> [Task prompt] Identify each line below that contains the word "Costarricense", and copy it out.

(Dataset items)

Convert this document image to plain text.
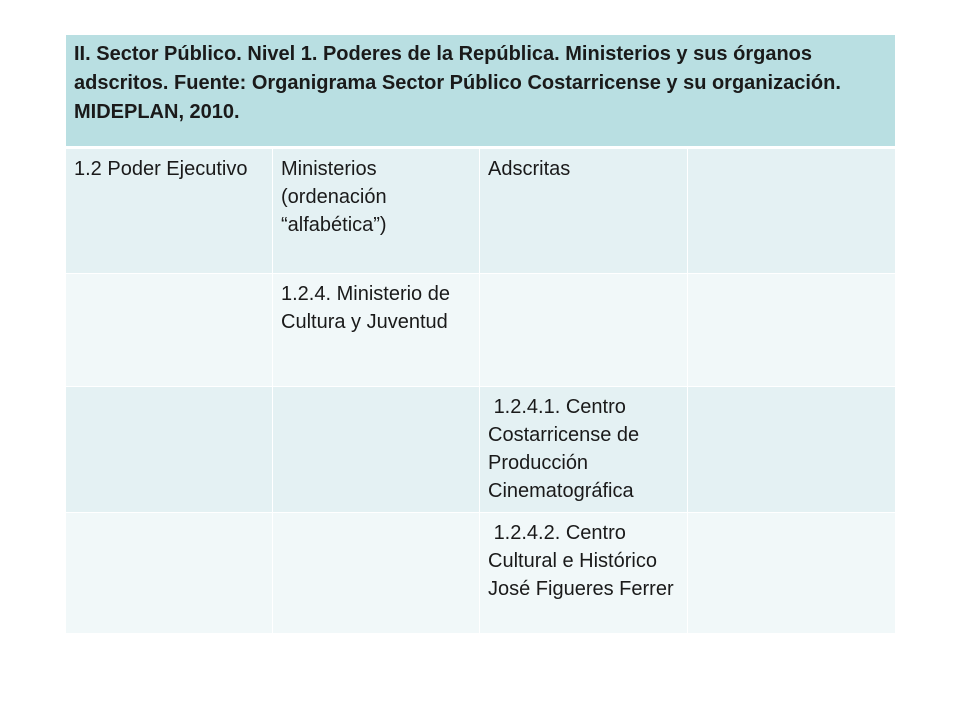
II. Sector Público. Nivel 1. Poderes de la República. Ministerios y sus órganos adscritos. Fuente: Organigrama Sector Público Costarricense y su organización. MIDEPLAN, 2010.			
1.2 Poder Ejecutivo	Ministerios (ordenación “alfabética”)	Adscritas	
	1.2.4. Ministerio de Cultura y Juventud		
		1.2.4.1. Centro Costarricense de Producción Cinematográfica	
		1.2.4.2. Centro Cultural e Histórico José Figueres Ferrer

> [Complete answer]
II. Sector Público. Nivel 1. Poderes de la República. Ministerios y sus órganos adscritos. Fuente: Organigrama Sector Público Costarricense y su organización. MIDEPLAN, 2010.			
		1.2.4.1. Centro Costarricense de Producción Cinematográfica	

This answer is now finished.